* _Brief_: In the entries below, find every line with "Hexaem" and copy it.

* _Data lines_:
════════════════════
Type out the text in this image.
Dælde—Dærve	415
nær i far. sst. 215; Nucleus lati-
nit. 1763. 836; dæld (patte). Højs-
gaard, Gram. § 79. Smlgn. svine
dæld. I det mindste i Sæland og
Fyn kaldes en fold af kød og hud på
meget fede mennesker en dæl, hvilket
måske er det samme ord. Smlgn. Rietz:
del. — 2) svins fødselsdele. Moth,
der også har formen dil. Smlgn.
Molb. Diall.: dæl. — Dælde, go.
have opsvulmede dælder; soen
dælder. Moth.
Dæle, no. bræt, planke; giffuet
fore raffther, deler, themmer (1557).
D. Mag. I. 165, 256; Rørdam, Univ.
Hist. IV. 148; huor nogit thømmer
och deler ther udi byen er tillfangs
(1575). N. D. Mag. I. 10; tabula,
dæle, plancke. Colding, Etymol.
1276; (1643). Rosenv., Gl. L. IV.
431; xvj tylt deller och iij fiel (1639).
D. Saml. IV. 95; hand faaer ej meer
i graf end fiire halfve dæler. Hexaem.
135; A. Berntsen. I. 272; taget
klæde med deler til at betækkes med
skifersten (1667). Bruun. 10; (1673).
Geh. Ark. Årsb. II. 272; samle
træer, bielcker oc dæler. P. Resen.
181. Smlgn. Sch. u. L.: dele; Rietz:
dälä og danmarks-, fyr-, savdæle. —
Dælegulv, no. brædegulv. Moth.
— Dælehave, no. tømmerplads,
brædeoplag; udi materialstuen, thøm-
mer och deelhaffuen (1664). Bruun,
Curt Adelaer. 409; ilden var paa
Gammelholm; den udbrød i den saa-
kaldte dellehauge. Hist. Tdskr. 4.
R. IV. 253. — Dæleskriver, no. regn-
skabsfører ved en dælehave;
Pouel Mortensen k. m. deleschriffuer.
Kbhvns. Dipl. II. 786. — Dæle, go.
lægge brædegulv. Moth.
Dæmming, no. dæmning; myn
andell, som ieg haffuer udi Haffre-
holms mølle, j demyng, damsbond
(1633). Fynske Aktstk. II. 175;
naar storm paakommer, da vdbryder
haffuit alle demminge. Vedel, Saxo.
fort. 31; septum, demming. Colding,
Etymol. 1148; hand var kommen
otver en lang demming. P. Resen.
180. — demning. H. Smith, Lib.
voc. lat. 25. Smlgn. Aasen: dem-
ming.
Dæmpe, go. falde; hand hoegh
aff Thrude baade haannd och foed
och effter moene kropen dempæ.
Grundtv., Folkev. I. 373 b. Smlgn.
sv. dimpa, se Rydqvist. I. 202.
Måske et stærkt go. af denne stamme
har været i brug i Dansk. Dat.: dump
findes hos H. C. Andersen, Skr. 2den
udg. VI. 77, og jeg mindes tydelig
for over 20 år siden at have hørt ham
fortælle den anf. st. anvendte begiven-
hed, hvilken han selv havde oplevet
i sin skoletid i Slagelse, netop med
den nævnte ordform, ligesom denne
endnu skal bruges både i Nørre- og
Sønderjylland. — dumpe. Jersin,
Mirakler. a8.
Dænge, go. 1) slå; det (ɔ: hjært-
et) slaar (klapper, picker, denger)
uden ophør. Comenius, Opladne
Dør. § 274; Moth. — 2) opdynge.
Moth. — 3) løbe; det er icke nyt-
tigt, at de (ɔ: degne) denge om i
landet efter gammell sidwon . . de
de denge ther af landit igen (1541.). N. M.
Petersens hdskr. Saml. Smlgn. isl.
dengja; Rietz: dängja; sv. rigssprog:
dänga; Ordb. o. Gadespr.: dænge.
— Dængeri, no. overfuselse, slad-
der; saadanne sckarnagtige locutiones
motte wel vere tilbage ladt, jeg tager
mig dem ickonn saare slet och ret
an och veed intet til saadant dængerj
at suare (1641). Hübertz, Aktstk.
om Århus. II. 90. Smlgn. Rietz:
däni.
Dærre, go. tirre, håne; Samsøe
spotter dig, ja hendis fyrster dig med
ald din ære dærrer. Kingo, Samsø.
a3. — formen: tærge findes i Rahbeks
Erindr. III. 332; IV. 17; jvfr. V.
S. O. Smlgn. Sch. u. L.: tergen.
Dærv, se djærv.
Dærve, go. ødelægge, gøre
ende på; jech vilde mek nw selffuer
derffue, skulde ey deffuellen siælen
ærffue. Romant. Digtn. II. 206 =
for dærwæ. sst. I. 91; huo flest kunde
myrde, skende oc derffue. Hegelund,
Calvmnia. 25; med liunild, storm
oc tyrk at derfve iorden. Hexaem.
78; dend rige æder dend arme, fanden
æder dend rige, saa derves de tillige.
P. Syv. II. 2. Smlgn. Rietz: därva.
════════════════════
* _The reply_:
i graf end fiire halfve dæler. Hexaem.
oc tyrk at derfve iorden. Hexaem.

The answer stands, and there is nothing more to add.